Data in this exercise>
%%

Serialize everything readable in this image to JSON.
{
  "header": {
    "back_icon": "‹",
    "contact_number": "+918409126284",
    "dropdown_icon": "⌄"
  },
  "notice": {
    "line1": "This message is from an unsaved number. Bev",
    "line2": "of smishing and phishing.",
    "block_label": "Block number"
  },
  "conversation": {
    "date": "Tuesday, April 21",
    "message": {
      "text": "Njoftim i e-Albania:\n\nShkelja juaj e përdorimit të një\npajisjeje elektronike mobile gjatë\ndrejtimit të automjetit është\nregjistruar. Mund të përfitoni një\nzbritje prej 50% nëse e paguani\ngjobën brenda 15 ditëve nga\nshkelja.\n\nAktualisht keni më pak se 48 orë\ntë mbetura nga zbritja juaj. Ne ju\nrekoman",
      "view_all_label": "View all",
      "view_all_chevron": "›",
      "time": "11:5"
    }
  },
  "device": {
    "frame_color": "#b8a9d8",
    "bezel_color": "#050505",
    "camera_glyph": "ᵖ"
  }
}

%%

Task prompt>
Restate every entry word for word.

Result>
Serialize everything readable in this image to JSON.
{
  "header": {
    "back_icon": "‹",
    "contact_number": "+918409126284",
    "dropdown_icon": "⌄"
  },
  "notice": {
    "line1": "This message is from an unsaved number. Bev",
    "line2": "of smishing and phishing.",
    "block_label": "Block number"
  },
  "conversation": {
    "date": "Tuesday, April 21",
    "message": {
      "text": "Njoftim i e-Albania:\n\nShkelja juaj e përdorimit të një\npajisjeje elektronike mobile gjatë\ndrejtimit të automjetit është\nregjistruar. Mund të përfitoni një\nzbritje prej 50% nëse e paguani\ngjobën brenda 15 ditëve nga\nshkelja.\n\nAktualisht keni më pak se 48 orë\ntë mbetura nga zbritja juaj. Ne ju\nrekoman",
      "view_all_label": "View all",
      "view_all_chevron": "›",
      "time": "11:5"
    }
  },
  "device": {
    "frame_color": "#b8a9d8",
    "bezel_color": "#050505",
    "camera_glyph": "ᵖ"
  }
}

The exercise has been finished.